→ **Texte présenté**

•••••

REMARQUABLES ENVOI ET LETTRES D’ARAGON AUX ACCENTS APOLLINARIENS, ADRESSÉES À SON AMI JEAN VERGNET :
“CETTE VIE, CETTE GUERRE : JE N’AI JAMAIS ÉTÉ AUSSI HEUREUX”.
ÉDITION ORIGINALE
In-8 (184 x 135mm)
ILLUSTRATION : reproduction d’une gravure sur bois de Picasso, placée en frontispice
ENVOI AUTOGRAPHIE SIGNÉ, à l’encre noire :
À Jean Vergnet
Louis Aragon
PIÈCES JOINTES : deux lettres autographes signées de Louis Aragon à Jean Vergnet, un poème autographe et un billet autographe de Louis Aragon
1. [16 juillet 1918] Médecin-auxiliaire Aragon. 355e Reg. d’Infanterie. 5e Bataillon. S. P. 219
“Cher ami, cher ami. Excuse ce papier d’être pouilleux et moi d’exiger des nouvelles nouvelles. Que deviens-tu ? Paris ou quelle villégiature ? Après un court séjour sur les coteaux meusiens j’ai pris le parti de fixer mes pénates dans ce pays-ci pour la seule raison apparente que son nom s’apparente avec le mien. Tu saisis ? Trois semaines et demie de front, presque un douzième de brisque [chevron cousu sur la manche]. Mais as-tu reçu, et mon mot de Paris avec mot pour Rivière, et mon mot écrit je crois du chemin de fer ou en arrivant au front ? Et les autres gusses ? Y en a-t-il déjà de tuées ? Non ? Dommage, dommage. Dans le secteur meusien, c’est un classe 18 qui est venu me relever, Barré, tu dois le connaître. Et Chauveau ? son silence était inquiétant. S’il n’y a rien, (je l’espère), donne-moi son adresse. Mais toi, toi… tu ne me gâtes pas de ta prose. Écris à Breton, toujours à Moret. L’heure du vaguemestre est le seul bonheur de la journée. Contribue-z’y, O Giovanni ! Louis Aragon”.
(1 p., papier d’écolier quadrillé, encre bleue. Traces de perforation)

•••••

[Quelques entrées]

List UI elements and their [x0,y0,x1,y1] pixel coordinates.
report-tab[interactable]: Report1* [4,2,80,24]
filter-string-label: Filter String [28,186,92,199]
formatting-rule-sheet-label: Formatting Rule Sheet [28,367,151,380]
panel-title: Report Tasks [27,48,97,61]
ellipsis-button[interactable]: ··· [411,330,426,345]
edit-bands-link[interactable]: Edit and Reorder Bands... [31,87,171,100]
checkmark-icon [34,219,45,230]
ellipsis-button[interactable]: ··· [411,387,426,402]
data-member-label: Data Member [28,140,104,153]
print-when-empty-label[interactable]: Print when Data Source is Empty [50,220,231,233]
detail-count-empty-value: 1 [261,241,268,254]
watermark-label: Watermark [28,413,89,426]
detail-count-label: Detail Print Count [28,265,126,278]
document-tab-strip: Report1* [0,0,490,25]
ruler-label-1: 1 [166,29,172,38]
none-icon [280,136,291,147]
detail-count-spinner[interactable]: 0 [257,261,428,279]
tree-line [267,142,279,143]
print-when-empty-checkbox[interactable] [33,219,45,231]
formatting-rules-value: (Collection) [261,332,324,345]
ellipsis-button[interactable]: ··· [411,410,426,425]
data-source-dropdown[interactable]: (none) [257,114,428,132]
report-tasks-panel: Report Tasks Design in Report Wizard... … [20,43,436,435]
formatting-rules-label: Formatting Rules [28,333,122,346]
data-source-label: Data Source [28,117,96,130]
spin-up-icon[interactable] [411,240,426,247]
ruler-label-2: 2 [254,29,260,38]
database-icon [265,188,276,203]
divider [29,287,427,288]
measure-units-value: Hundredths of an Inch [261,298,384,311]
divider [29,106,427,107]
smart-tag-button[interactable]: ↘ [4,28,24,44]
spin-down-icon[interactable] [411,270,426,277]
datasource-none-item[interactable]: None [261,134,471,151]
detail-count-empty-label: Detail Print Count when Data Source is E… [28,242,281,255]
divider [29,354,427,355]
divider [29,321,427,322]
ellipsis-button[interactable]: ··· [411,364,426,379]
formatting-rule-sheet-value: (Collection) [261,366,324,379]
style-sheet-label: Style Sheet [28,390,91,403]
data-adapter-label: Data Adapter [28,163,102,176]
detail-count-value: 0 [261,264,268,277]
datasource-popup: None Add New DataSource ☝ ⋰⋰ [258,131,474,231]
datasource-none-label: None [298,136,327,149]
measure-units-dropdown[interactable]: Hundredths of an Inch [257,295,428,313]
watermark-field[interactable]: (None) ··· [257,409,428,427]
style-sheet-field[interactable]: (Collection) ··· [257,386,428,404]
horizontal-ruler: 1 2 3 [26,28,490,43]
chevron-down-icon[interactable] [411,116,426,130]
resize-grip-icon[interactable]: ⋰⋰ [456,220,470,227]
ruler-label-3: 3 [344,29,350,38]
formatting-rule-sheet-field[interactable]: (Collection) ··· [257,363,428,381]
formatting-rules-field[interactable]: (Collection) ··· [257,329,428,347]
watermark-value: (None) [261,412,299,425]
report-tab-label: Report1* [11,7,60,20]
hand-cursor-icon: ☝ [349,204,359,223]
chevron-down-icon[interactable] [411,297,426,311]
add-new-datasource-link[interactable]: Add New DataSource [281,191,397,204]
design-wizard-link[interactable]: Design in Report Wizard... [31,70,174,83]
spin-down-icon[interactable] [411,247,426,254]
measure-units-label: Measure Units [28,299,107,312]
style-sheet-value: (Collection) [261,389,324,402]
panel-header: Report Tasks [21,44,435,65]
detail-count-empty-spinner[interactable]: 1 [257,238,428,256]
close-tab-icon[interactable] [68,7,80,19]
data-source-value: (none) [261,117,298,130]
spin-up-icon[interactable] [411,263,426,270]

•••••

→ **Consigne A**
Reproduisez le passage de la notice sur l'envoi et les lettres d'Aragon en commençant par "REMARQUABLES ENVOI ET" et en allant jusqu'à "(184 x 135mm)".
→ **Consigne B**
D'après la notice sur l'envoi et les lettres d'Aragon, de qui est la gravure sur bois reproduite en frontispice ?

→ **Réponse rédigée A**
REMARQUABLES ENVOI ET LETTRES D’ARAGON AUX ACCENTS APOLLINARIENS, ADRESSÉES À SON AMI JEAN VERGNET :
“CETTE VIE, CETTE GUERRE : JE N’AI JAMAIS ÉTÉ AUSSI HEUREUX”.
ÉDITION ORIGINALE
In-8 (184 x 135mm)

→ **Réponse rédigée B**
De Picasso.